==== Data provided
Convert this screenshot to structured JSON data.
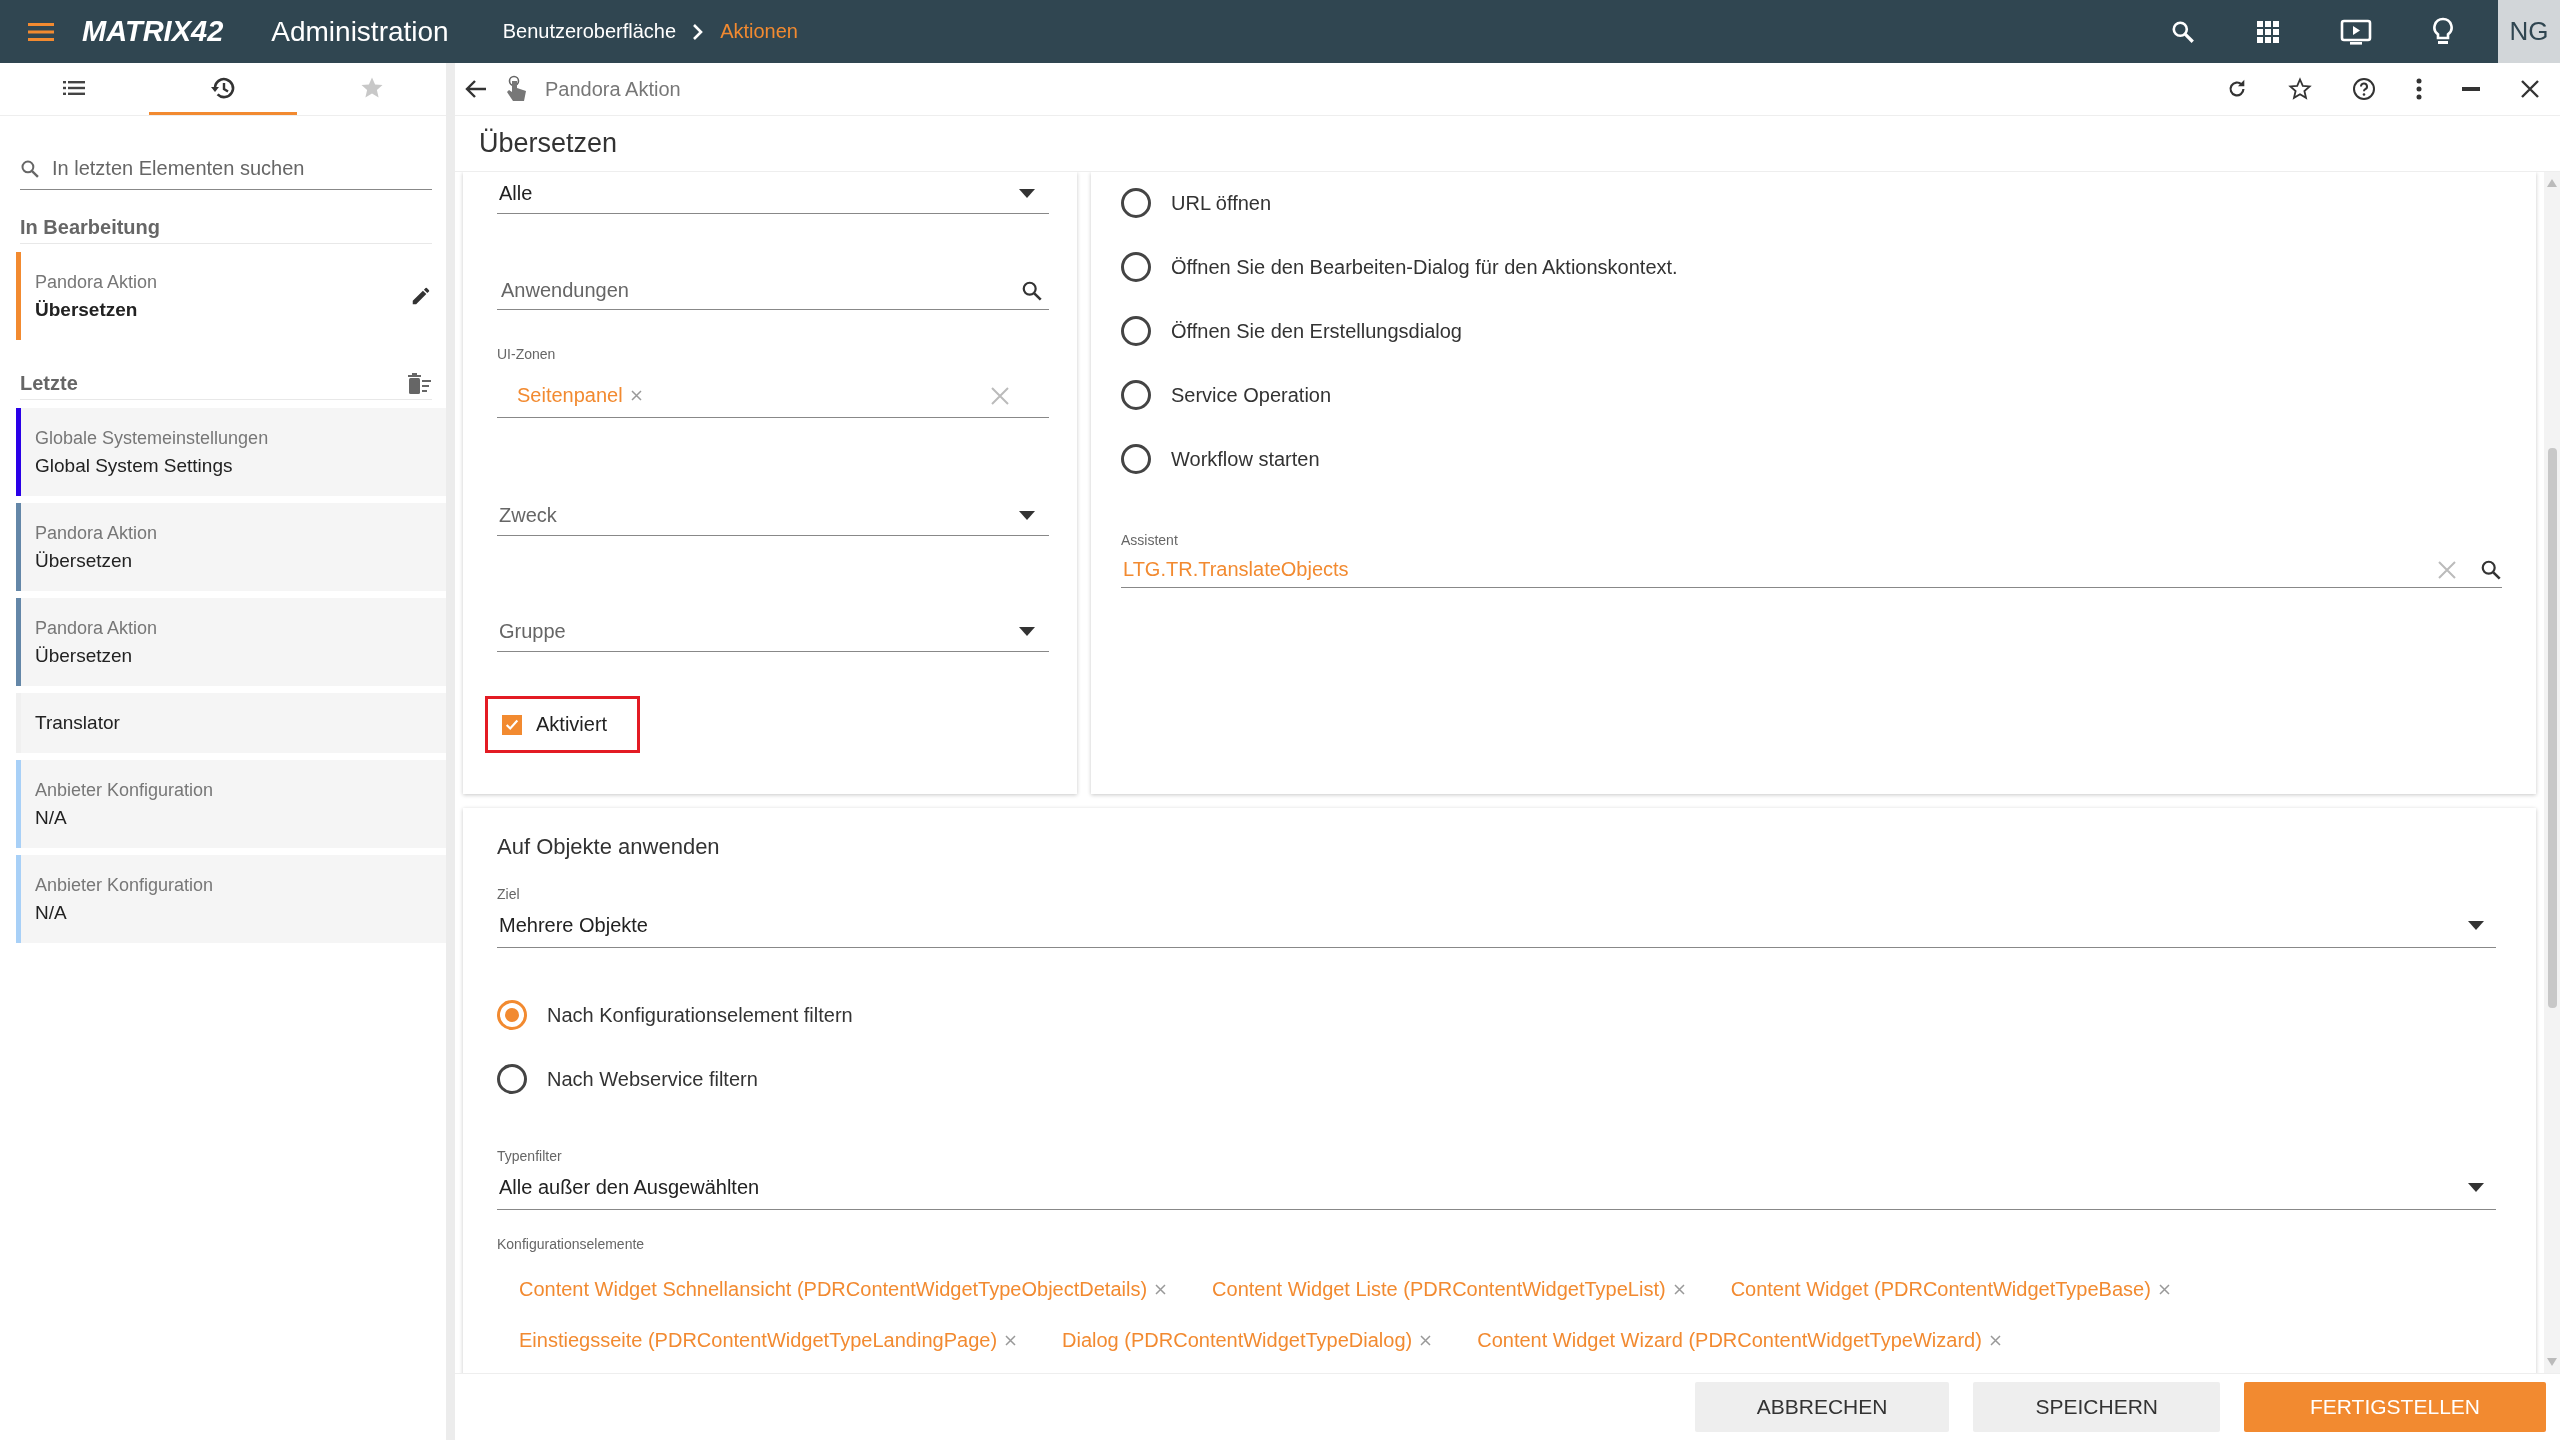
{
  "topbar": {
    "logo": "MATRIX42",
    "app_title": "Administration",
    "breadcrumb": [
      {
        "label": "Benutzeroberfläche",
        "current": false
      },
      {
        "label": "Aktionen",
        "current": true
      }
    ],
    "user_initials": "NG"
  },
  "sidebar": {
    "tabs": [
      {
        "kind": "list",
        "selected": false
      },
      {
        "kind": "history",
        "selected": true
      },
      {
        "kind": "star",
        "selected": false
      }
    ],
    "search": {
      "placeholder": "In letzten Elementen suchen"
    },
    "editing": {
      "heading": "In Bearbeitung",
      "items": [
        {
          "type": "Pandora Aktion",
          "name": "Übersetzen",
          "color": "#f28a30"
        }
      ]
    },
    "recent": {
      "heading": "Letzte",
      "items": [
        {
          "type": "Globale Systemeinstellungen",
          "name": "Global System Settings",
          "color": "#2a00e8"
        },
        {
          "type": "Pandora Aktion",
          "name": "Übersetzen",
          "color": "#6487a8"
        },
        {
          "type": "Pandora Aktion",
          "name": "Übersetzen",
          "color": "#6487a8"
        },
        {
          "name": "Translator"
        },
        {
          "type": "Anbieter Konfiguration",
          "name": "N/A",
          "color": "#a8d0f7"
        },
        {
          "type": "Anbieter Konfiguration",
          "name": "N/A",
          "color": "#a8d0f7"
        }
      ]
    }
  },
  "main": {
    "header": {
      "type": "Pandora Aktion"
    },
    "title": "Übersetzen",
    "left_fields": [
      {
        "kind": "select",
        "value": "Alle"
      },
      {
        "kind": "search",
        "placeholder": "Anwendungen"
      },
      {
        "kind": "tags",
        "label": "UI-Zonen",
        "tags": [
          "Seitenpanel"
        ]
      },
      {
        "kind": "select",
        "placeholder": "Zweck"
      },
      {
        "kind": "select",
        "placeholder": "Gruppe"
      },
      {
        "kind": "checkbox",
        "label": "Aktiviert",
        "checked": true,
        "highlighted": true
      }
    ],
    "action_options": [
      {
        "label": "URL öffnen",
        "selected": false
      },
      {
        "label": "Öffnen Sie den Bearbeiten-Dialog für den Aktionskontext.",
        "selected": false
      },
      {
        "label": "Öffnen Sie den Erstellungsdialog",
        "selected": false
      },
      {
        "label": "Service Operation",
        "selected": false
      },
      {
        "label": "Workflow starten",
        "selected": false
      }
    ],
    "assistant": {
      "label": "Assistent",
      "value": "LTG.TR.TranslateObjects"
    },
    "apply": {
      "heading": "Auf Objekte anwenden",
      "target": {
        "label": "Ziel",
        "value": "Mehrere Objekte"
      },
      "filters": [
        {
          "label": "Nach Konfigurationselement filtern",
          "selected": true
        },
        {
          "label": "Nach Webservice filtern",
          "selected": false
        }
      ],
      "type_filter": {
        "label": "Typenfilter",
        "value": "Alle außer den Ausgewählten"
      },
      "config_elements": {
        "label": "Konfigurationselemente",
        "tags": [
          "Content Widget Schnellansicht (PDRContentWidgetTypeObjectDetails)",
          "Content Widget Liste (PDRContentWidgetTypeList)",
          "Content Widget (PDRContentWidgetTypeBase)",
          "Einstiegsseite (PDRContentWidgetTypeLandingPage)",
          "Dialog (PDRContentWidgetTypeDialog)",
          "Content Widget Wizard (PDRContentWidgetTypeWizard)"
        ]
      }
    },
    "buttons": [
      {
        "label": "ABBRECHEN",
        "kind": "secondary"
      },
      {
        "label": "SPEICHERN",
        "kind": "secondary"
      },
      {
        "label": "FERTIGSTELLEN",
        "kind": "primary"
      }
    ]
  }
}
========
» **Directions**: Reproduce each record from above exactly; pictures do not belong in the copy.

» **Task answer**:
Convert this screenshot to structured JSON data.
{
  "topbar": {
    "logo": "MATRIX42",
    "app_title": "Administration",
    "breadcrumb": [
      {
        "label": "Benutzeroberfläche",
        "current": false
      },
      {
        "label": "Aktionen",
        "current": true
      }
    ],
    "user_initials": "NG"
  },
  "sidebar": {
    "tabs": [
      {
        "kind": "list",
        "selected": false
      },
      {
        "kind": "history",
        "selected": true
      },
      {
        "kind": "star",
        "selected": false
      }
    ],
    "search": {
      "placeholder": "In letzten Elementen suchen"
    },
    "editing": {
      "heading": "In Bearbeitung",
      "items": [
        {
          "type": "Pandora Aktion",
          "name": "Übersetzen",
          "color": "#f28a30"
        }
      ]
    },
    "recent": {
      "heading": "Letzte",
      "items": [
        {
          "type": "Globale Systemeinstellungen",
          "name": "Global System Settings",
          "color": "#2a00e8"
        },
        {
          "type": "Pandora Aktion",
          "name": "Übersetzen",
          "color": "#6487a8"
        },
        {
          "type": "Pandora Aktion",
          "name": "Übersetzen",
          "color": "#6487a8"
        },
        {
          "name": "Translator"
        },
        {
          "type": "Anbieter Konfiguration",
          "name": "N/A",
          "color": "#a8d0f7"
        },
        {
          "type": "Anbieter Konfiguration",
          "name": "N/A",
          "color": "#a8d0f7"
        }
      ]
    }
  },
  "main": {
    "header": {
      "type": "Pandora Aktion"
    },
    "title": "Übersetzen",
    "left_fields": [
      {
        "kind": "select",
        "value": "Alle"
      },
      {
        "kind": "search",
        "placeholder": "Anwendungen"
      },
      {
        "kind": "tags",
        "label": "UI-Zonen",
        "tags": [
          "Seitenpanel"
        ]
      },
      {
        "kind": "select",
        "placeholder": "Zweck"
      },
      {
        "kind": "select",
        "placeholder": "Gruppe"
      },
      {
        "kind": "checkbox",
        "label": "Aktiviert",
        "checked": true,
        "highlighted": true
      }
    ],
    "action_options": [
      {
        "label": "URL öffnen",
        "selected": false
      },
      {
        "label": "Öffnen Sie den Bearbeiten-Dialog für den Aktionskontext.",
        "selected": false
      },
      {
        "label": "Öffnen Sie den Erstellungsdialog",
        "selected": false
      },
      {
        "label": "Service Operation",
        "selected": false
      },
      {
        "label": "Workflow starten",
        "selected": false
      }
    ],
    "assistant": {
      "label": "Assistent",
      "value": "LTG.TR.TranslateObjects"
    },
    "apply": {
      "heading": "Auf Objekte anwenden",
      "target": {
        "label": "Ziel",
        "value": "Mehrere Objekte"
      },
      "filters": [
        {
          "label": "Nach Konfigurationselement filtern",
          "selected": true
        },
        {
          "label": "Nach Webservice filtern",
          "selected": false
        }
      ],
      "type_filter": {
        "label": "Typenfilter",
        "value": "Alle außer den Ausgewählten"
      },
      "config_elements": {
        "label": "Konfigurationselemente",
        "tags": [
          "Content Widget Schnellansicht (PDRContentWidgetTypeObjectDetails)",
          "Content Widget Liste (PDRContentWidgetTypeList)",
          "Content Widget (PDRContentWidgetTypeBase)",
          "Einstiegsseite (PDRContentWidgetTypeLandingPage)",
          "Dialog (PDRContentWidgetTypeDialog)",
          "Content Widget Wizard (PDRContentWidgetTypeWizard)"
        ]
      }
    },
    "buttons": [
      {
        "label": "ABBRECHEN",
        "kind": "secondary"
      },
      {
        "label": "SPEICHERN",
        "kind": "secondary"
      },
      {
        "label": "FERTIGSTELLEN",
        "kind": "primary"
      }
    ]
  }
}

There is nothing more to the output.